-- Start of Dataset rows --
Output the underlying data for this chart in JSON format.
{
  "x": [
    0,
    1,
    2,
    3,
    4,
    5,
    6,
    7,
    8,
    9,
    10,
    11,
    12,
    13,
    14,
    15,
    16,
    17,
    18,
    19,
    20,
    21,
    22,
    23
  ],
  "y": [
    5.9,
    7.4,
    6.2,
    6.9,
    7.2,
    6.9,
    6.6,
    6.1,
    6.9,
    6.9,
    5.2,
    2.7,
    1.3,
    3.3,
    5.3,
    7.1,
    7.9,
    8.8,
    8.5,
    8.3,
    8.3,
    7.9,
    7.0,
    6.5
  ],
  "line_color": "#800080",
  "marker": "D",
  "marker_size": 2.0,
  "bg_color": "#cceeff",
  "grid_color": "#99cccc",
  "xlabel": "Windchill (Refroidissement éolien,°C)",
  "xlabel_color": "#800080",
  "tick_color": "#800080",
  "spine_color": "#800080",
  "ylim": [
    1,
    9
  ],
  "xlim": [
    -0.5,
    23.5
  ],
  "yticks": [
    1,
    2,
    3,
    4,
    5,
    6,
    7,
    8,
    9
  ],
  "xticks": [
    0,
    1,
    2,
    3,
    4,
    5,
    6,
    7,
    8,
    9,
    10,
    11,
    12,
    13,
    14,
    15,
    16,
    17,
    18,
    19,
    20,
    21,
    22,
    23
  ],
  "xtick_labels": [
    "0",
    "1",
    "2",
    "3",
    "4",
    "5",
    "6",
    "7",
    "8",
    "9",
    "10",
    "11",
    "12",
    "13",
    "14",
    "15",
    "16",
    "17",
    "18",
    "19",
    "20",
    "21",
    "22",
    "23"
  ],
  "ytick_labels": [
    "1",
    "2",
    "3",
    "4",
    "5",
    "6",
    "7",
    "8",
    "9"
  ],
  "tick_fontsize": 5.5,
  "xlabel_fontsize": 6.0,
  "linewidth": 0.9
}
-- End of Dataset rows --
-- Start of Dataset rows --
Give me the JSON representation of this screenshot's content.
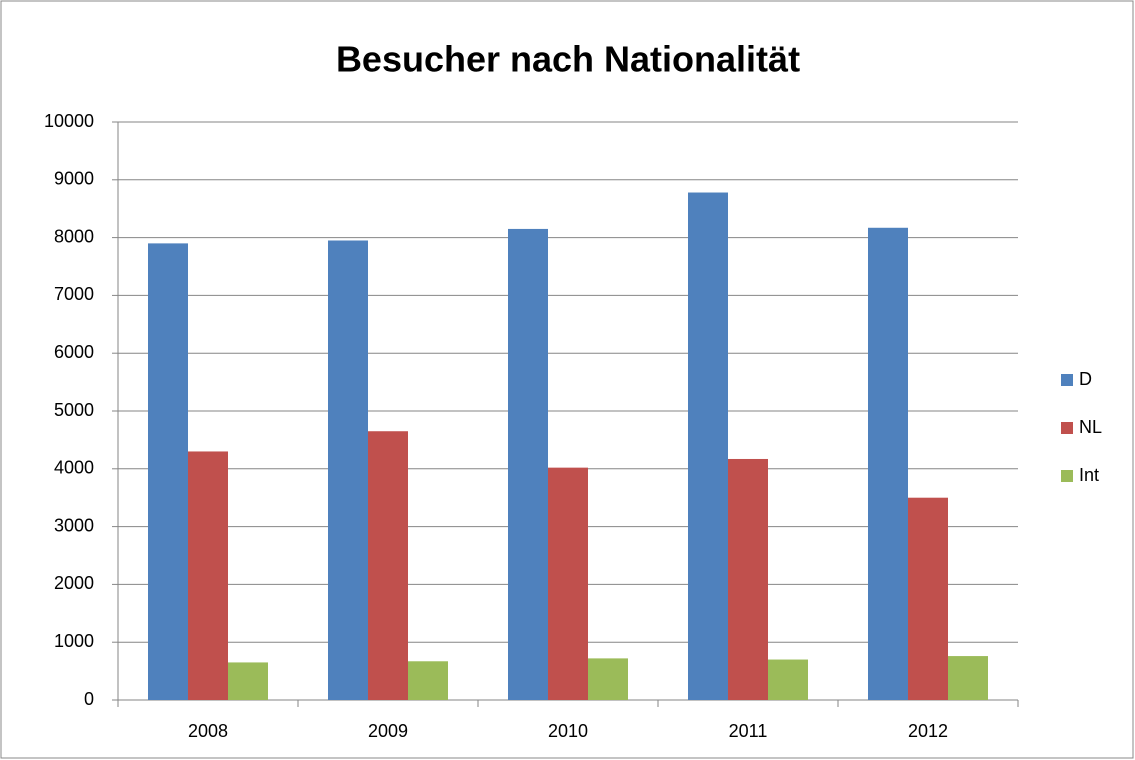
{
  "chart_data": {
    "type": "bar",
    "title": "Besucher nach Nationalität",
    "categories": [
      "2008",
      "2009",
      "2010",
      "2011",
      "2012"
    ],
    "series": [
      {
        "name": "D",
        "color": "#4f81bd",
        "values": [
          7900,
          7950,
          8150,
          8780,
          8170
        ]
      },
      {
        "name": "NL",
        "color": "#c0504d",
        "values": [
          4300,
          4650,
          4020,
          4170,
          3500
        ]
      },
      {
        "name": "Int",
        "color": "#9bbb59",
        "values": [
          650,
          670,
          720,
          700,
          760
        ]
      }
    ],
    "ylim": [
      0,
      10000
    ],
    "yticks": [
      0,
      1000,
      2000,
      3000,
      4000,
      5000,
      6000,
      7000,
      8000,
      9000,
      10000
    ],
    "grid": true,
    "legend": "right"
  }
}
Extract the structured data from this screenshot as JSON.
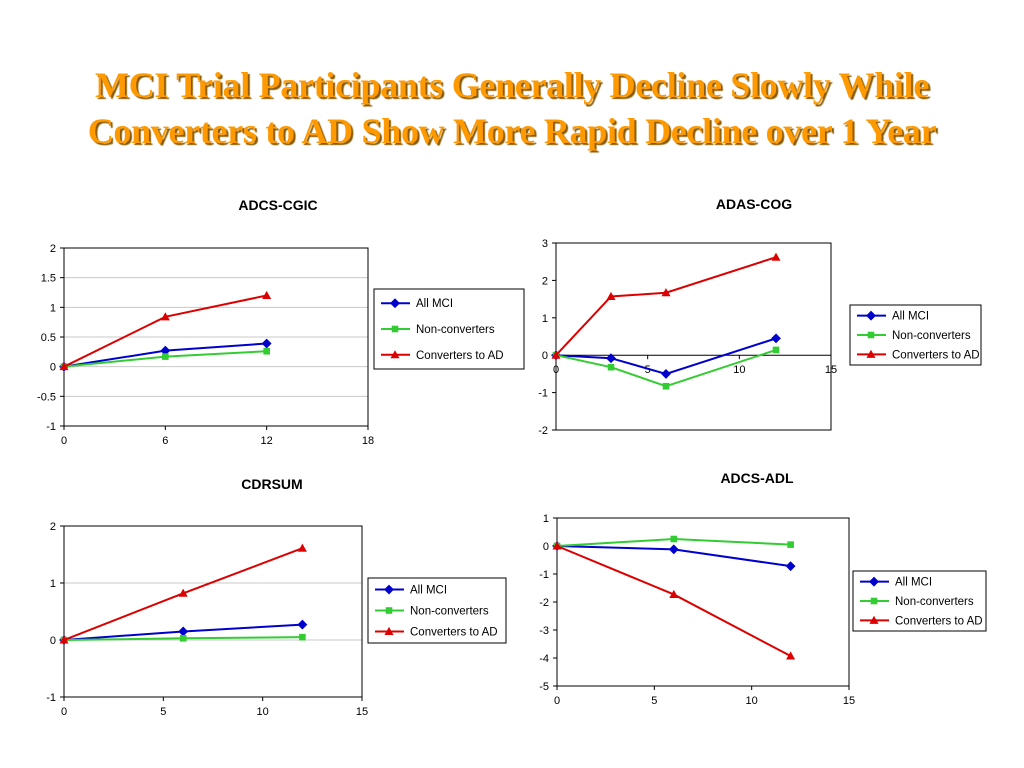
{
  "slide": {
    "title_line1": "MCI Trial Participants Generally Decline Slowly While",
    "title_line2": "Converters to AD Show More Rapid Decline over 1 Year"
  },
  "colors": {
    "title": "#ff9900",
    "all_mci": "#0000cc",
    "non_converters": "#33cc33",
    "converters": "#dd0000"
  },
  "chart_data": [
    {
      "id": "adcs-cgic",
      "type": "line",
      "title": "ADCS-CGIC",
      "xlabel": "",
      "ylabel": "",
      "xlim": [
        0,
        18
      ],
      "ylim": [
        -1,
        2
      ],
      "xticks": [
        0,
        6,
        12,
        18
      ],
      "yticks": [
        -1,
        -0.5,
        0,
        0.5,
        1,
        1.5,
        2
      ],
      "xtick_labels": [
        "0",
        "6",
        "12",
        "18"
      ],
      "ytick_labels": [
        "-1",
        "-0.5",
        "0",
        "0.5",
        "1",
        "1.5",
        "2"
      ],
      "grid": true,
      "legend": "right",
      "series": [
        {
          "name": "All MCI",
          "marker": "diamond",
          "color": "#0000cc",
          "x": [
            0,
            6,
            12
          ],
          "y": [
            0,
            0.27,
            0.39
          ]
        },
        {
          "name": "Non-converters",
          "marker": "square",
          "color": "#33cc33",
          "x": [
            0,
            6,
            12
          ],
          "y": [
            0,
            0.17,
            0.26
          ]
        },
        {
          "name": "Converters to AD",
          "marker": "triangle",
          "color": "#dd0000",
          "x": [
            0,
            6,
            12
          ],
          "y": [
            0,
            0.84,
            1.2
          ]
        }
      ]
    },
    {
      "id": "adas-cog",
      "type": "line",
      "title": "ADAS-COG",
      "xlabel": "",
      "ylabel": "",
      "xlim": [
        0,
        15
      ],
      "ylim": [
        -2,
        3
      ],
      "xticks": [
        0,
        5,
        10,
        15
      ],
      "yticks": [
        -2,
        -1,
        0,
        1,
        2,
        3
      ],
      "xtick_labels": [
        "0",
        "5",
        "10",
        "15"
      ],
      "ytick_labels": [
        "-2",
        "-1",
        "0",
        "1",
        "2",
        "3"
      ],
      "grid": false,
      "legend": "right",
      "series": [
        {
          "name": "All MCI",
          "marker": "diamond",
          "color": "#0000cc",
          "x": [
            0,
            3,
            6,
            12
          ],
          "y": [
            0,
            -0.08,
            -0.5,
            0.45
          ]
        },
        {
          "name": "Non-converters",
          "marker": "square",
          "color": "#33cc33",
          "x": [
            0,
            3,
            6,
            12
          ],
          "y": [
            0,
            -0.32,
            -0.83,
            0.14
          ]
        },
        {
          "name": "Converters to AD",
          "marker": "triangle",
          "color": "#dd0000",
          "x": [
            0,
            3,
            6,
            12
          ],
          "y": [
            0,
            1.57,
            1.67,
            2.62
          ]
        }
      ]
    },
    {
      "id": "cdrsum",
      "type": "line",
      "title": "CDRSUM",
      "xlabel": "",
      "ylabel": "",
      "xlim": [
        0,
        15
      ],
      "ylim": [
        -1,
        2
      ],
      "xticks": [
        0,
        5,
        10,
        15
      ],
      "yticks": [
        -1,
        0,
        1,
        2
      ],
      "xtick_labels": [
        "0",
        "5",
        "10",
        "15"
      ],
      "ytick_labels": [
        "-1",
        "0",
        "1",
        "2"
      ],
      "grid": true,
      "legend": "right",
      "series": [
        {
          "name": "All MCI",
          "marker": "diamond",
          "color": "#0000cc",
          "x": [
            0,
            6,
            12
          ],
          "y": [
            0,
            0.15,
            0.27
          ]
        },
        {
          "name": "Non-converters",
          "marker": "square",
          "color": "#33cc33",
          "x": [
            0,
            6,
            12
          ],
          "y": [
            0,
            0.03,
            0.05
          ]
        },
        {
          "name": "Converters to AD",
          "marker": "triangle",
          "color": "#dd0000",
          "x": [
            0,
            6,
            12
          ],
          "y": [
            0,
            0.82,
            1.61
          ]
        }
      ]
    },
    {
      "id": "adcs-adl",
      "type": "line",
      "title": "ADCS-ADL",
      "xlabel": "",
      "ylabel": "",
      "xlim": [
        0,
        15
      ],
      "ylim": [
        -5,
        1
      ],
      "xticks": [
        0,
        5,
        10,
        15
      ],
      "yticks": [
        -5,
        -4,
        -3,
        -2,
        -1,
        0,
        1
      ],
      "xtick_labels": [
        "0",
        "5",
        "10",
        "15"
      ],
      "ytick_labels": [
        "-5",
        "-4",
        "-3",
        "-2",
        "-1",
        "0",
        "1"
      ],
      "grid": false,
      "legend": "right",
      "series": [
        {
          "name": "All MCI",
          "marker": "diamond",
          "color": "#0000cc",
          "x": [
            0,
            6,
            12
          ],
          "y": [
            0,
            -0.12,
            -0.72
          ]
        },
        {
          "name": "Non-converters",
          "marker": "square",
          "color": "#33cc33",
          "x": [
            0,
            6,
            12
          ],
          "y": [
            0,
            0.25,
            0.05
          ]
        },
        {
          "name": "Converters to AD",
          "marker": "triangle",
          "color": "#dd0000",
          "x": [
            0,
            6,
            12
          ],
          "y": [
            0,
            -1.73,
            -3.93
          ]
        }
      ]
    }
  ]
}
-- End of Dataset rows --
-- Start of Dataset rows --
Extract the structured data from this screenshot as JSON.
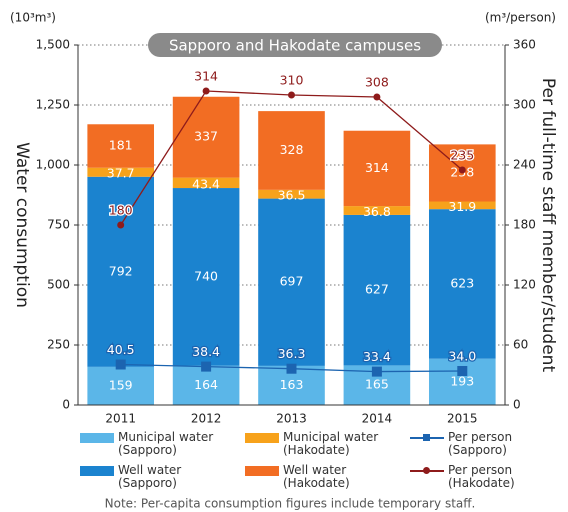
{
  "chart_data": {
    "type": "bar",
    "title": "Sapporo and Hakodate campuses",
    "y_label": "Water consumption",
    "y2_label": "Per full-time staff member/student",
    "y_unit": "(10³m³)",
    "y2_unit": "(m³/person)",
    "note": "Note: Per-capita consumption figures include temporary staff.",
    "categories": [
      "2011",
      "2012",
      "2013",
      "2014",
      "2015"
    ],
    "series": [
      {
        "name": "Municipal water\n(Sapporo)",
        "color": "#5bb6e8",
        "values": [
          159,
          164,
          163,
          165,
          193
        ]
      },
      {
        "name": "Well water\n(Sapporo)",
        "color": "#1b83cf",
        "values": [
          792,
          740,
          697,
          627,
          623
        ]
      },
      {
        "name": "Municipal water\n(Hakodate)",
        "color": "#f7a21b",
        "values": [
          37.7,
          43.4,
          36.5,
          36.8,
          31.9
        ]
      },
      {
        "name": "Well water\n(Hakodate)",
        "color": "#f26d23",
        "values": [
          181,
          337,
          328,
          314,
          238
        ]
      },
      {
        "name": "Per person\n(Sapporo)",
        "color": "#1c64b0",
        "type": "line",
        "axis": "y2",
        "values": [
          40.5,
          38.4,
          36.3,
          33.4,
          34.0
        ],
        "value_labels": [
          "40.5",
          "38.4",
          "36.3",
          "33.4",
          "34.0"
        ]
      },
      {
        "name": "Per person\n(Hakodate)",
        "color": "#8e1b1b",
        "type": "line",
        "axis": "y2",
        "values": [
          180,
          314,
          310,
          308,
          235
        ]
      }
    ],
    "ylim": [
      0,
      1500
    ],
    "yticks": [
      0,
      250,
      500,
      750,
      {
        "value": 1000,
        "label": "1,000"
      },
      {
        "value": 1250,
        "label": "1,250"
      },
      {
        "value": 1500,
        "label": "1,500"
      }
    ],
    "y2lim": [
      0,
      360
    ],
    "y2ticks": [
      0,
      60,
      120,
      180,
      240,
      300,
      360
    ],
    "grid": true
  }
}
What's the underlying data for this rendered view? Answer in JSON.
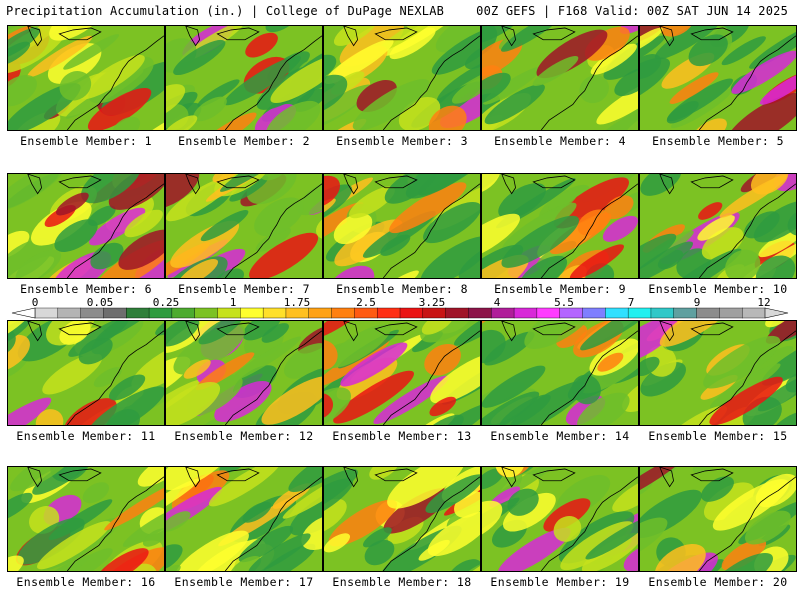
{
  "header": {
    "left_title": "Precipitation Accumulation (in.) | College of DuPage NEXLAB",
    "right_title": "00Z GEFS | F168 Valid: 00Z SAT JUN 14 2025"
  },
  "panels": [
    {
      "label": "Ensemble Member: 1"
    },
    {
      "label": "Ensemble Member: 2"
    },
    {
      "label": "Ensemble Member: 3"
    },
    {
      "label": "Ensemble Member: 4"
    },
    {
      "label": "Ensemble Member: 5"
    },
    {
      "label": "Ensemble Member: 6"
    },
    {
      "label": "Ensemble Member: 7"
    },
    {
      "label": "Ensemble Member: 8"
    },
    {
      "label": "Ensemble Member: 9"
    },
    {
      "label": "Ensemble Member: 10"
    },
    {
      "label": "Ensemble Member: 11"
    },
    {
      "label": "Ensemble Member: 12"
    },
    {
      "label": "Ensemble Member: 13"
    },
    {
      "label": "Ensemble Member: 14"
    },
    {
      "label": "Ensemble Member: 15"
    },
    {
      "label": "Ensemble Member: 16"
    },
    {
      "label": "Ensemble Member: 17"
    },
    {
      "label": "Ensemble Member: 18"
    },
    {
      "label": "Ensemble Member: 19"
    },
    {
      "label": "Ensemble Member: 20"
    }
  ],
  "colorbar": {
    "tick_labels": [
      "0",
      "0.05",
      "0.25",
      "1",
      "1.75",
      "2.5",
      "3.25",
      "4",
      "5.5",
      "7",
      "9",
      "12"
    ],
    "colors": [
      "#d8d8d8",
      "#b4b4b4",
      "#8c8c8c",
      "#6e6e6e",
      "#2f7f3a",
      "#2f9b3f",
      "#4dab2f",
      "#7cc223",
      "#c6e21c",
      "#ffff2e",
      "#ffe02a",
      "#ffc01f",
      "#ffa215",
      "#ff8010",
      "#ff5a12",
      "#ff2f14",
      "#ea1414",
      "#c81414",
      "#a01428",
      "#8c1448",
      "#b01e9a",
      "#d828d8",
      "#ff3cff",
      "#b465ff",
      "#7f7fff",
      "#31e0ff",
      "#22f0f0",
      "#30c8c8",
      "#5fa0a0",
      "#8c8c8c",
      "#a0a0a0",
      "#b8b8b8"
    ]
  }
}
-- End of Dataset rows --
What is needed -> Scan the data above and copy every line with "staff" in it.

Solution to this exercise ->
    "y2_label": "Per full-time staff member/student",
    "note": "Note: Per-capita consumption figures include temporary staff.",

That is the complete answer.